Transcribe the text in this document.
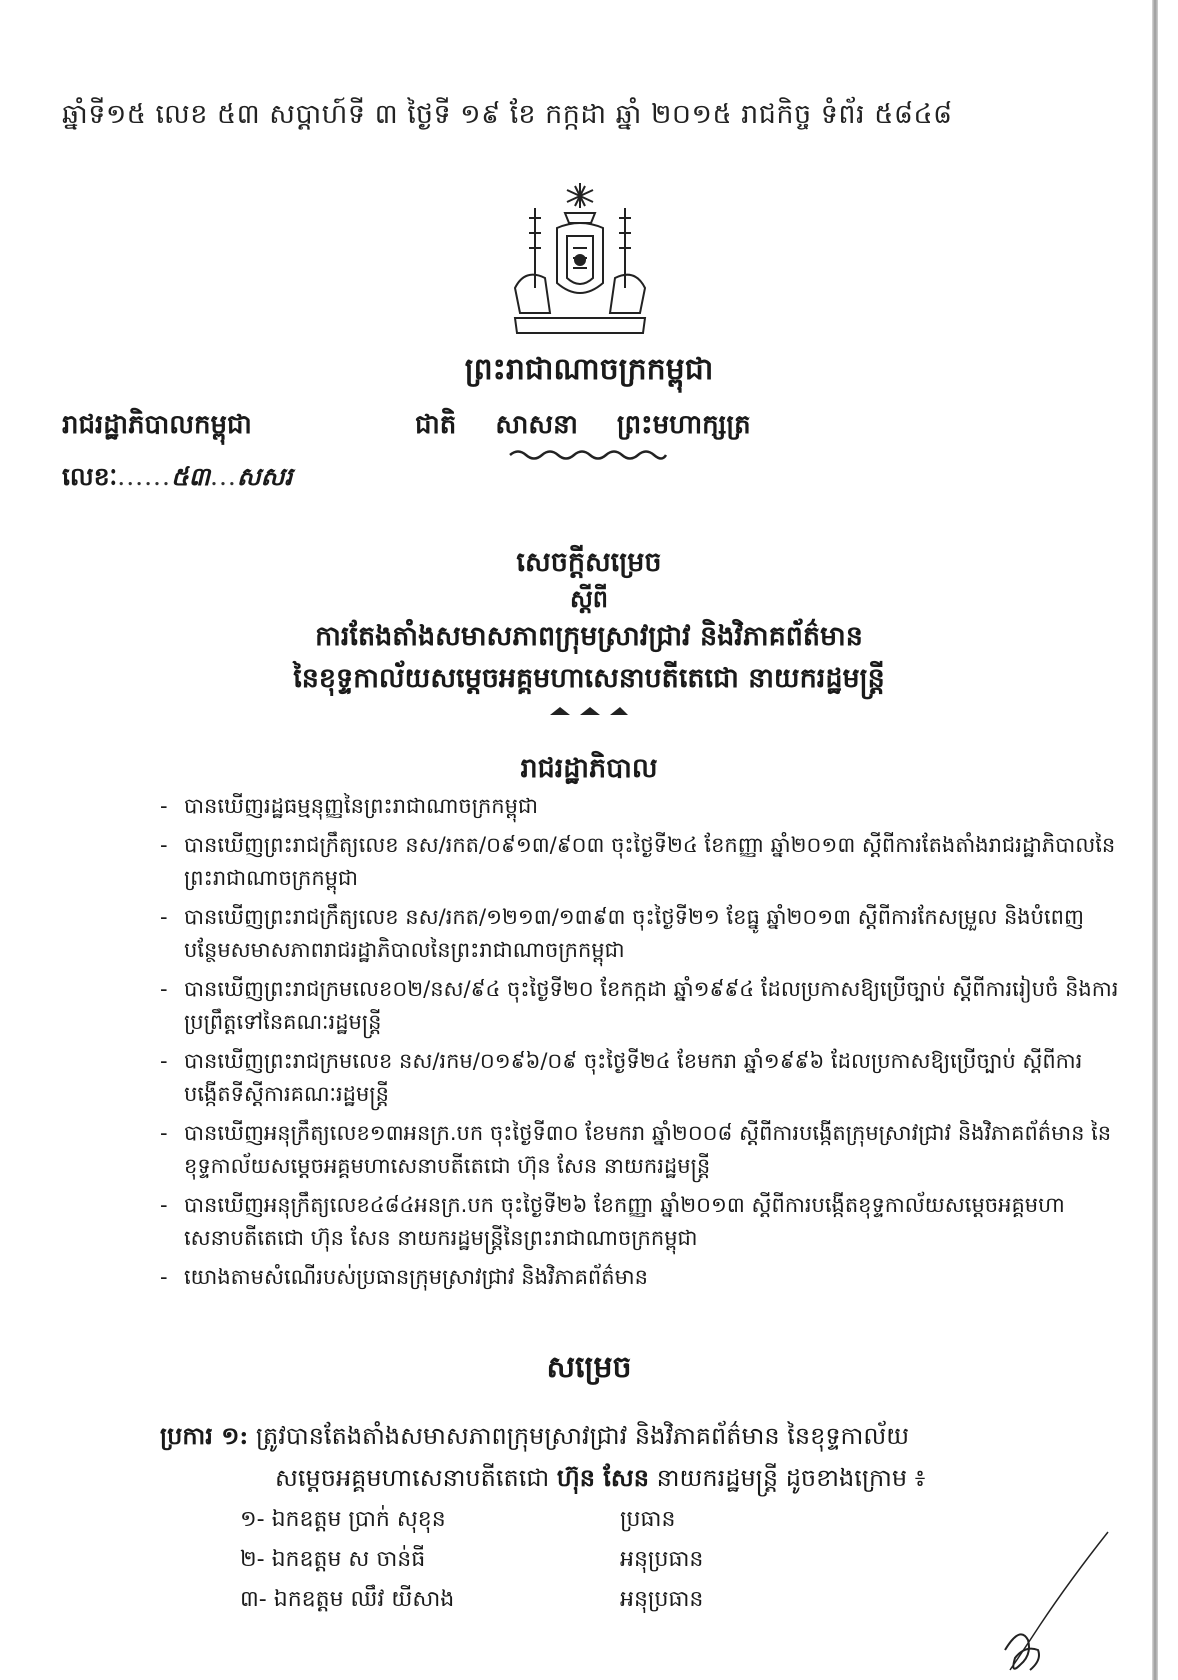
ឆ្នាំទី១៥ លេខ ៥៣ សប្តាហ៍ទី ៣ ថ្ងៃទី ១៩ ខែ កក្កដា ឆ្នាំ ២០១៥ រាជកិច្ច ទំព័រ ៥៨៤៨
ព្រះរាជាណាចក្រកម្ពុជា
ជាតិ សាសនា ព្រះមហាក្សត្រ
រាជរដ្ឋាភិបាលកម្ពុជា
លេខៈ......៥៣...សសរ
សេចក្តីសម្រេច
ស្តីពី
ការតែងតាំងសមាសភាពក្រុមស្រាវជ្រាវ និងវិភាគព័ត៌មាន
នៃខុទ្ទកាល័យសម្តេចអគ្គមហាសេនាបតីតេជោ នាយករដ្ឋមន្ត្រី
រាជរដ្ឋាភិបាល
- បានឃើញរដ្ឋធម្មនុញ្ញនៃព្រះរាជាណាចក្រកម្ពុជា
- បានឃើញព្រះរាជក្រឹត្យលេខ នស/រកត/០៩១៣/៩០៣ ចុះថ្ងៃទី២៤ ខែកញ្ញា ឆ្នាំ២០១៣ ស្តីពីការតែងតាំងរាជរដ្ឋាភិបាលនៃព្រះរាជាណាចក្រកម្ពុជា
- បានឃើញព្រះរាជក្រឹត្យលេខ នស/រកត/១២១៣/១៣៩៣ ចុះថ្ងៃទី២១ ខែធ្នូ ឆ្នាំ២០១៣ ស្តីពីការកែសម្រួល និងបំពេញបន្ថែមសមាសភាពរាជរដ្ឋាភិបាលនៃព្រះរាជាណាចក្រកម្ពុជា
- បានឃើញព្រះរាជក្រមលេខ០២/នស/៩៤ ចុះថ្ងៃទី២០ ខែកក្កដា ឆ្នាំ១៩៩៤ ដែលប្រកាសឱ្យប្រើច្បាប់ ស្តីពីការរៀបចំ និងការប្រព្រឹត្តទៅនៃគណៈរដ្ឋមន្ត្រី
- បានឃើញព្រះរាជក្រមលេខ នស/រកម/០១៩៦/០៩ ចុះថ្ងៃទី២៤ ខែមករា ឆ្នាំ១៩៩៦ ដែលប្រកាសឱ្យប្រើច្បាប់ ស្តីពីការបង្កើតទីស្តីការគណៈរដ្ឋមន្ត្រី
- បានឃើញអនុក្រឹត្យលេខ១៣អនក្រ.បក ចុះថ្ងៃទី៣០ ខែមករា ឆ្នាំ២០០៨ ស្តីពីការបង្កើតក្រុមស្រាវជ្រាវ និងវិភាគព័ត៌មាន នៃខុទ្ទកាល័យសម្តេចអគ្គមហាសេនាបតីតេជោ ហ៊ុន សែន នាយករដ្ឋមន្ត្រី
- បានឃើញអនុក្រឹត្យលេខ៤៨៤អនក្រ.បក ចុះថ្ងៃទី២៦ ខែកញ្ញា ឆ្នាំ២០១៣ ស្តីពីការបង្កើតខុទ្ទកាល័យសម្តេចអគ្គមហាសេនាបតីតេជោ ហ៊ុន សែន នាយករដ្ឋមន្ត្រីនៃព្រះរាជាណាចក្រកម្ពុជា
- យោងតាមសំណើរបស់ប្រធានក្រុមស្រាវជ្រាវ និងវិភាគព័ត៌មាន
សម្រេច
ប្រការ ១: ត្រូវបានតែងតាំងសមាសភាពក្រុមស្រាវជ្រាវ និងវិភាគព័ត៌មាន នៃខុទ្ទកាល័យ
សម្តេចអគ្គមហាសេនាបតីតេជោ ហ៊ុន សែន នាយករដ្ឋមន្ត្រី ដូចខាងក្រោម ៖
១- ឯកឧត្តម ប្រាក់ សុខុន	ប្រធាន
២- ឯកឧត្តម ស ចាន់ធី	អនុប្រធាន
៣- ឯកឧត្តម ឈឹវ យីសាង	អនុប្រធាន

CHALLENGE: How many of the lines above hold "ឯកឧត"? Answer with only the number.

CORRECT RESPONSE: 3